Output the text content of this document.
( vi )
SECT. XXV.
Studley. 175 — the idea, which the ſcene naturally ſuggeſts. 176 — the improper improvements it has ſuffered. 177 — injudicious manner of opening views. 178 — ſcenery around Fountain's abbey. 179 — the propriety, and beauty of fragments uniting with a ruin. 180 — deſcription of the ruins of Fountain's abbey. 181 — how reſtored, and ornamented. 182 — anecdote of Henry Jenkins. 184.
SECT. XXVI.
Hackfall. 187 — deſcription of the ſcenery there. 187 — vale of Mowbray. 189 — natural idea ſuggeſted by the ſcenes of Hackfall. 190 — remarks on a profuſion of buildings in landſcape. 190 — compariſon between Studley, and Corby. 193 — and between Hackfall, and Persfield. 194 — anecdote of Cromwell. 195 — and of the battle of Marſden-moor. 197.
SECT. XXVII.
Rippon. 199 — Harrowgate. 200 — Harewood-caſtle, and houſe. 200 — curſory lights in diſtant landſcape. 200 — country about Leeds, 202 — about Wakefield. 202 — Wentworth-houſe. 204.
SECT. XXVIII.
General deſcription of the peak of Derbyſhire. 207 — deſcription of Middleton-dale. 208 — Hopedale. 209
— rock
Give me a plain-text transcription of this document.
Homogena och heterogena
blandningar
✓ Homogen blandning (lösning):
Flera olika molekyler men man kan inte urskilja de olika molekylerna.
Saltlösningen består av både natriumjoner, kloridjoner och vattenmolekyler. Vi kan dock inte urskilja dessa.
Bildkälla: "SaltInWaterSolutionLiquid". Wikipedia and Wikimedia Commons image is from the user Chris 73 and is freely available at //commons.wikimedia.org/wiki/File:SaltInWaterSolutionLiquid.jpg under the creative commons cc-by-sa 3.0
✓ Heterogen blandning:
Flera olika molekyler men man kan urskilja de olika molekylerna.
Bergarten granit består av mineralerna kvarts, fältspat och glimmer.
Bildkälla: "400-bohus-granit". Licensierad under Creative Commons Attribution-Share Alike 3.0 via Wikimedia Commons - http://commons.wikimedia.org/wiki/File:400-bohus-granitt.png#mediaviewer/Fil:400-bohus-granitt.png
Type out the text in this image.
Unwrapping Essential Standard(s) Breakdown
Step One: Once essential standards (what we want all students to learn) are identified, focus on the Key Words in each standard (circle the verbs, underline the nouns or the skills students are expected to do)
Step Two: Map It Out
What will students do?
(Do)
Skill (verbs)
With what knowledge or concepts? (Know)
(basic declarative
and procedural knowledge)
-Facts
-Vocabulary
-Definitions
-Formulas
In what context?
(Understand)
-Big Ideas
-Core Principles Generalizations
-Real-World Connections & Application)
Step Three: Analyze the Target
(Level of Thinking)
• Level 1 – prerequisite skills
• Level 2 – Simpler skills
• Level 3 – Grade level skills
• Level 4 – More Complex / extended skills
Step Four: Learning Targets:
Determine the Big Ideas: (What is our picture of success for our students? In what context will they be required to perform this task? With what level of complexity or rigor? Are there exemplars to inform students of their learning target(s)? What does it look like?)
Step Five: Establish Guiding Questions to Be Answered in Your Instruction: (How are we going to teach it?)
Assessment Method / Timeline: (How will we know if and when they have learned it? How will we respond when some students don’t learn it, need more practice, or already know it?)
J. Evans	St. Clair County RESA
:::::
[Written exercise] Report how many lines in the records hold the word "Flera", giving the number and nothing else.

[Full response] 2